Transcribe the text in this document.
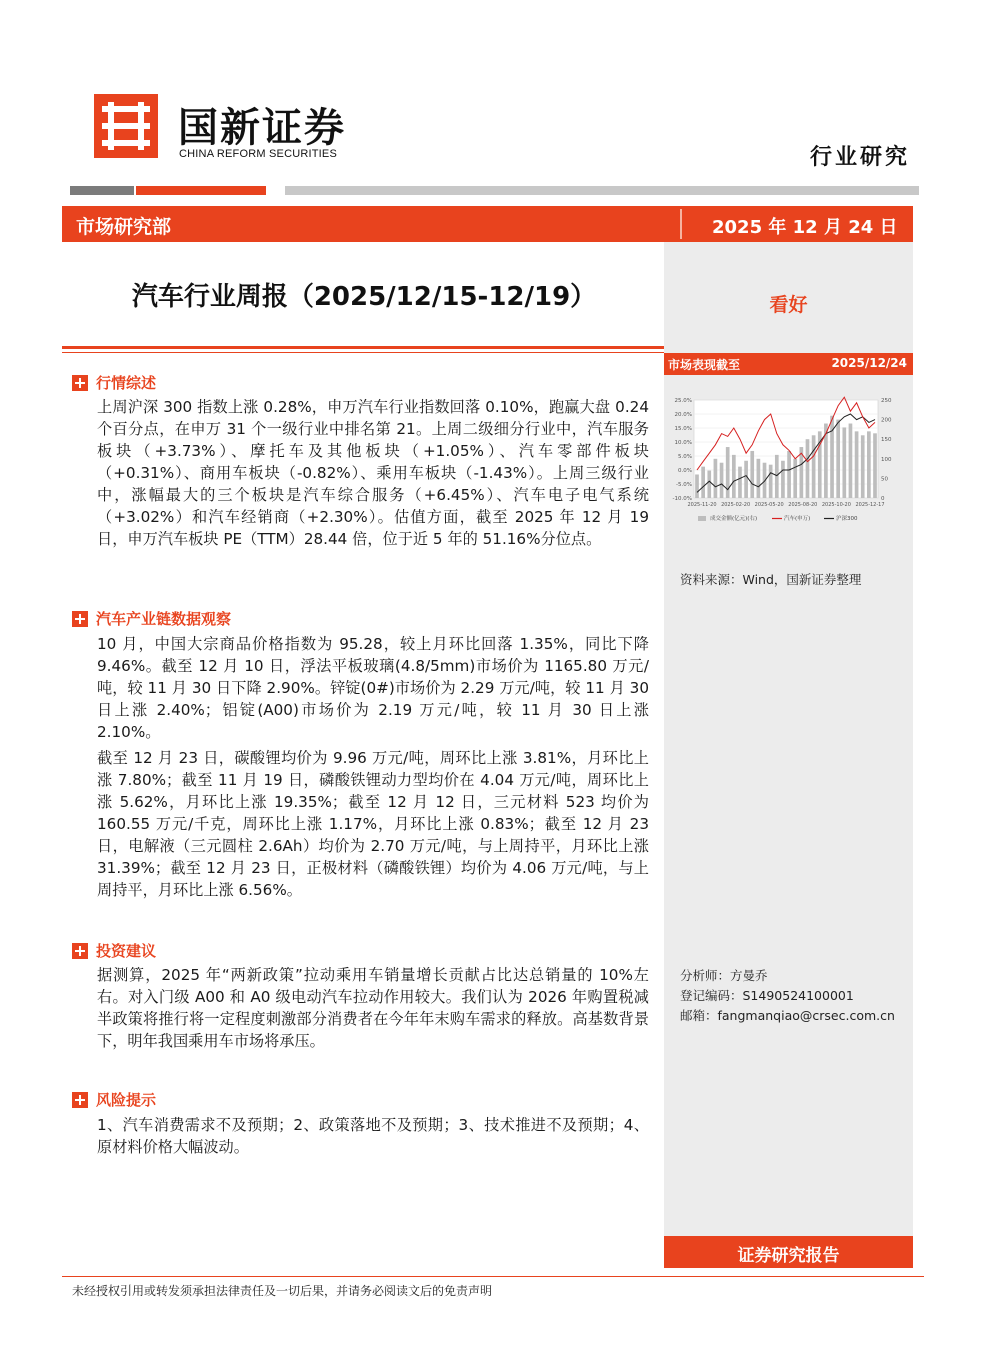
国新证券
CHINA REFORM SECURITIES	行业研究
市场研究部	2025 年 12 月 24 日
汽车行业周报（2025/12/15-12/19）	看好
行情综述
上周沪深 300 指数上涨 0.28%，申万汽车行业指数回落 0.10%，跑赢大盘 0.24 个百分点，在申万 31 个一级行业中排名第 21。上周二级细分行业中，汽车服务板块（+3.73%）、摩托车及其他板块（+1.05%）、汽车零部件板块（+0.31%）、商用车板块（-0.82%）、乘用车板块（-1.43%）。上周三级行业中，涨幅最大的三个板块是汽车综合服务（+6.45%）、汽车电子电气系统（+3.02%）和汽车经销商（+2.30%）。估值方面，截至 2025 年 12 月 19 日，申万汽车板块 PE（TTM）28.44 倍，位于近 5 年的 51.16%分位点。
汽车产业链数据观察
10 月，中国大宗商品价格指数为 95.28，较上月环比回落 1.35%，同比下降 9.46%。截至 12 月 10 日，浮法平板玻璃(4.8/5mm)市场价为 1165.80 万元/吨，较 11 月 30 日下降 2.90%。锌锭(0#)市场价为 2.29 万元/吨，较 11 月 30 日上涨 2.40%；铝锭(A00)市场价为 2.19 万元/吨，较 11 月 30 日上涨 2.10%。
截至 12 月 23 日，碳酸锂均价为 9.96 万元/吨，周环比上涨 3.81%，月环比上涨 7.80%；截至 11 月 19 日，磷酸铁锂动力型均价在 4.04 万元/吨，周环比上涨 5.62%，月环比上涨 19.35%；截至 12 月 12 日，三元材料 523 均价为 160.55 万元/千克，周环比上涨 1.17%，月环比上涨 0.83%；截至 12 月 23 日，电解液（三元圆柱 2.6Ah）均价为 2.70 万元/吨，与上周持平，月环比上涨 31.39%；截至 12 月 23 日，正极材料（磷酸铁锂）均价为 4.06 万元/吨，与上周持平，月环比上涨 6.56%。
投资建议
据测算，2025 年“两新政策”拉动乘用车销量增长贡献占比达总销量的 10%左右。对入门级 A00 和 A0 级电动汽车拉动作用较大。我们认为 2026 年购置税减半政策将推行将一定程度刺激部分消费者在今年年末购车需求的释放。高基数背景下，明年我国乘用车市场将承压。
风险提示
1、汽车消费需求不及预期；2、政策落地不及预期；3、技术推进不及预期；4、原材料价格大幅波动。
市场表现截至	2025/12/24
25.0%
20.0%
15.0%
10.0%
5.0%
0.0%
-5.0%
-10.0%
250
200
150
100
50
0
2025-11-20 2025-02-20 2025-05-20 2025-08-20 2025-10-20 2025-12-17
成交金额(亿元)(右)	汽车(申万)	沪深300
资料来源：Wind，国新证券整理
分析师：方曼乔
登记编码：S1490524100001
邮箱：fangmanqiao@crsec.com.cn
证券研究报告
未经授权引用或转发须承担法律责任及一切后果，并请务必阅读文后的免责声明
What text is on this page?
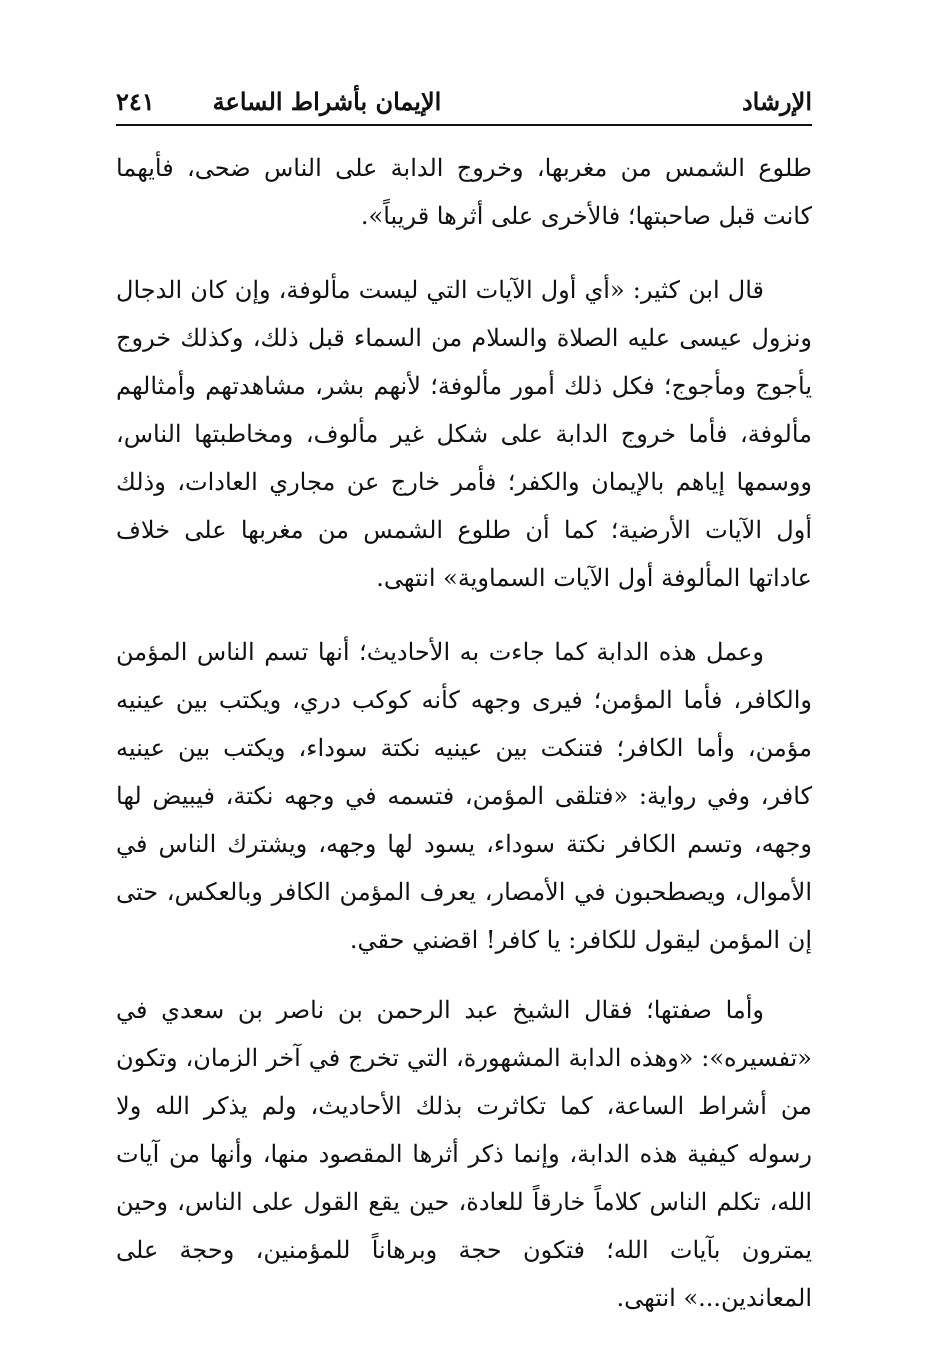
الإرشاد
الإيمان بأشراط الساعة
٢٤١

طلوع الشمس من مغربها، وخروج الدابة على الناس ضحى، فأيهما كانت قبل صاحبتها؛ فالأخرى على أثرها قريباً».

قال ابن كثير: «أي أول الآيات التي ليست مألوفة، وإن كان الدجال ونزول عيسى عليه الصلاة والسلام من السماء قبل ذلك، وكذلك خروج يأجوج ومأجوج؛ فكل ذلك أمور مألوفة؛ لأنهم بشر، مشاهدتهم وأمثالهم مألوفة، فأما خروج الدابة على شكل غير مألوف، ومخاطبتها الناس، ووسمها إياهم بالإيمان والكفر؛ فأمر خارج عن مجاري العادات، وذلك أول الآيات الأرضية؛ كما أن طلوع الشمس من مغربها على خلاف عاداتها المألوفة أول الآيات السماوية» انتهى.

وعمل هذه الدابة كما جاءت به الأحاديث؛ أنها تسم الناس المؤمن والكافر، فأما المؤمن؛ فيرى وجهه كأنه كوكب دري، ويكتب بين عينيه مؤمن، وأما الكافر؛ فتنكت بين عينيه نكتة سوداء، ويكتب بين عينيه كافر، وفي رواية: «فتلقى المؤمن، فتسمه في وجهه نكتة، فيبيض لها وجهه، وتسم الكافر نكتة سوداء، يسود لها وجهه، ويشترك الناس في الأموال، ويصطحبون في الأمصار، يعرف المؤمن الكافر وبالعكس، حتى إن المؤمن ليقول للكافر: يا كافر! اقضني حقي.

وأما صفتها؛ فقال الشيخ عبد الرحمن بن ناصر بن سعدي في «تفسيره»: «وهذه الدابة المشهورة، التي تخرج في آخر الزمان، وتكون من أشراط الساعة، كما تكاثرت بذلك الأحاديث، ولم يذكر الله ولا رسوله كيفية هذه الدابة، وإنما ذكر أثرها المقصود منها، وأنها من آيات الله، تكلم الناس كلاماً خارقاً للعادة، حين يقع القول على الناس، وحين يمترون بآيات الله؛ فتكون حجة وبرهاناً للمؤمنين، وحجة على المعاندين...» انتهى.
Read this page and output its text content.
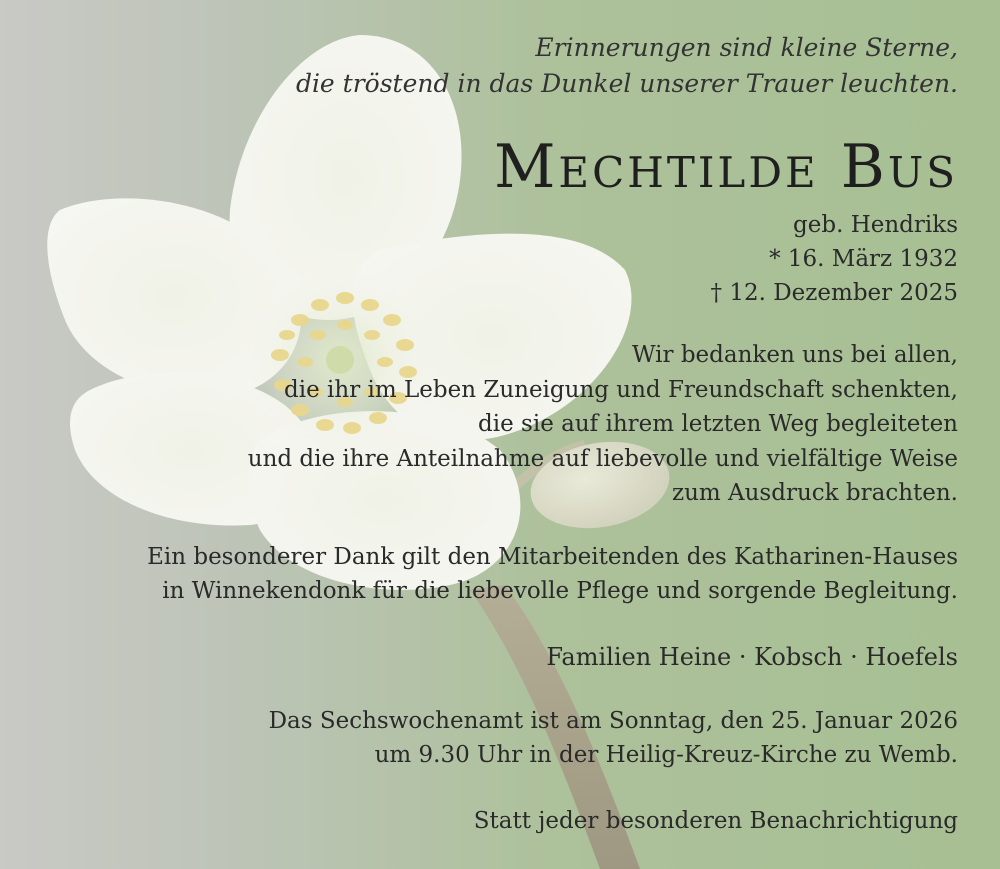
Erinnerungen sind kleine Sterne,
die tröstend in das Dunkel unserer Trauer leuchten.
MECHTILDE BUS
geb. Hendriks
* 16. März 1932
† 12. Dezember 2025
Wir bedanken uns bei allen,
die ihr im Leben Zuneigung und Freundschaft schenkten,
die sie auf ihrem letzten Weg begleiteten
und die ihre Anteilnahme auf liebevolle und vielfältige Weise
zum Ausdruck brachten.
Ein besonderer Dank gilt den Mitarbeitenden des Katharinen-Hauses
in Winnekendonk für die liebevolle Pflege und sorgende Begleitung.
Familien Heine · Kobsch · Hoefels
Das Sechswochenamt ist am Sonntag, den 25. Januar 2026
um 9.30 Uhr in der Heilig-Kreuz-Kirche zu Wemb.
Statt jeder besonderen Benachrichtigung
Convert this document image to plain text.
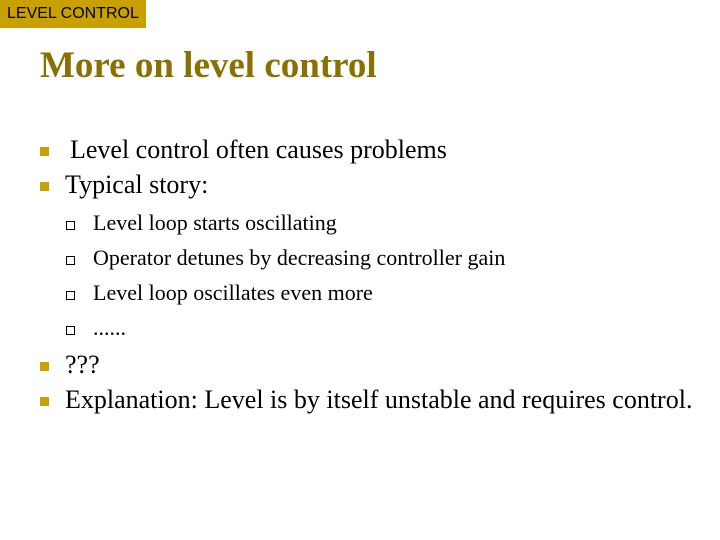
LEVEL CONTROL
More on level control
Level control often causes problems
Typical story:
Level loop starts oscillating
Operator detunes by decreasing controller gain
Level loop oscillates even more
......
???
Explanation: Level is by itself unstable and requires control.
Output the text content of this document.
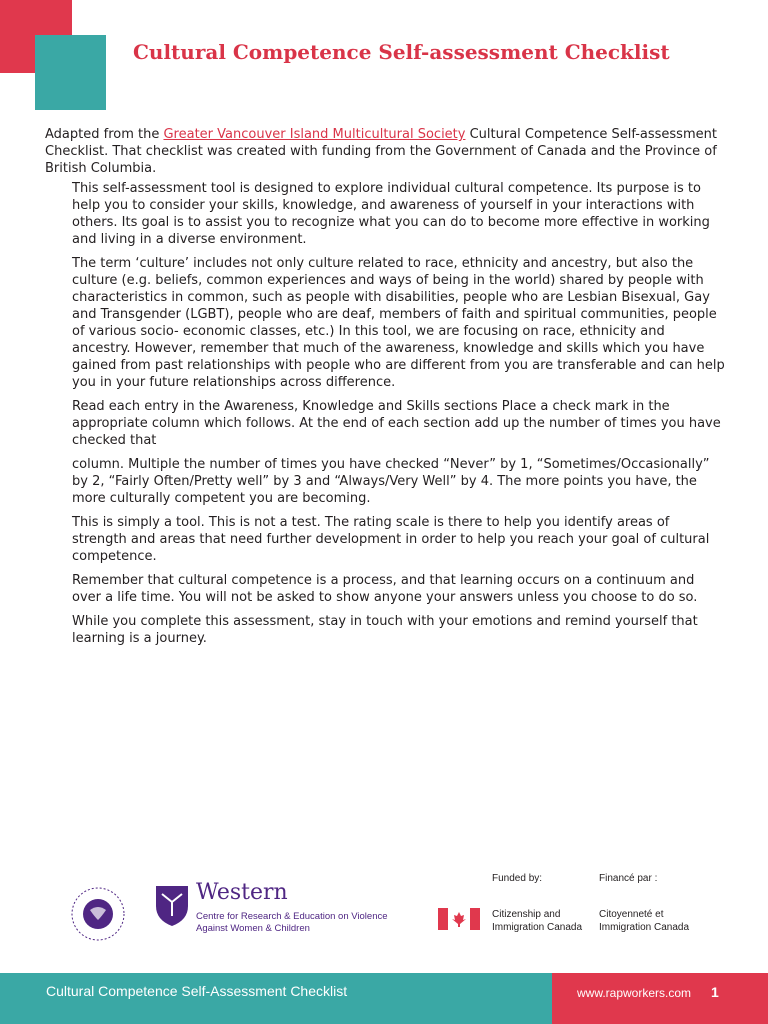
Cultural Competence Self-assessment Checklist

Adapted from the Greater Vancouver Island Multicultural Society Cultural Competence Self-assessment Checklist. That checklist was created with funding from the Government of Canada and the Province of British Columbia.

This self-assessment tool is designed to explore individual cultural competence. Its purpose is to help you to consider your skills, knowledge, and awareness of yourself in your interactions with others. Its goal is to assist you to recognize what you can do to become more effective in working and living in a diverse environment.

The term ‘culture’ includes not only culture related to race, ethnicity and ancestry, but also the culture (e.g. beliefs, common experiences and ways of being in the world) shared by people with characteristics in common, such as people with disabilities, people who are Lesbian Bisexual, Gay and Transgender (LGBT), people who are deaf, members of faith and spiritual communities, people of various socio- economic classes, etc.) In this tool, we are focusing on race, ethnicity and ancestry. However, remember that much of the awareness, knowledge and skills which you have gained from past relationships with people who are different from you are transferable and can help you in your future relationships across difference.

Read each entry in the Awareness, Knowledge and Skills sections Place a check mark in the appropriate column which follows. At the end of each section add up the number of times you have checked that

column. Multiple the number of times you have checked “Never” by 1, “Sometimes/Occasionally” by 2, “Fairly Often/Pretty well” by 3 and “Always/Very Well” by 4. The more points you have, the more culturally competent you are becoming.

This is simply a tool. This is not a test. The rating scale is there to help you identify areas of strength and areas that need further development in order to help you reach your goal of cultural competence.

Remember that cultural competence is a process, and that learning occurs on a continuum and over a life time. You will not be asked to show anyone your answers unless you choose to do so.

While you complete this assessment, stay in touch with your emotions and remind yourself that learning is a journey.

Western
Centre for Research & Education on Violence Against Women & Children
Funded by:	Financé par :
Citizenship and
Immigration Canada
Citoyenneté et
Immigration Canada
Cultural Competence Self-Assessment Checklist	www.rapworkers.com 1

::::::

YOUR GOAL:
Each line in the data that holds the string "الشمس" should be found and copied.

ANSWER TO THIS TASK:
طلوع الشمس من مغربها، وخروج الدابة على الناس ضحى، فأيهما كانت قبل صاحبتها؛ فالأخرى على أثرها قريباً».
قال ابن كثير: «أي أول الآيات التي ليست مألوفة، وإن كان الدجال ونزول عيسى عليه الصلاة والسلام من السماء قبل ذلك، وكذلك خروج يأجوج ومأجوج؛ فكل ذلك أمور مألوفة؛ لأنهم بشر، مشاهدتهم وأمثالهم مألوفة، فأما خروج الدابة على شكل غير مألوف، ومخاطبتها الناس، ووسمها إياهم بالإيمان والكفر؛ فأمر خارج عن مجاري العادات، وذلك أول الآيات الأرضية؛ كما أن طلوع الشمس من مغربها على خلاف عاداتها المألوفة أول الآيات السماوية» انتهى.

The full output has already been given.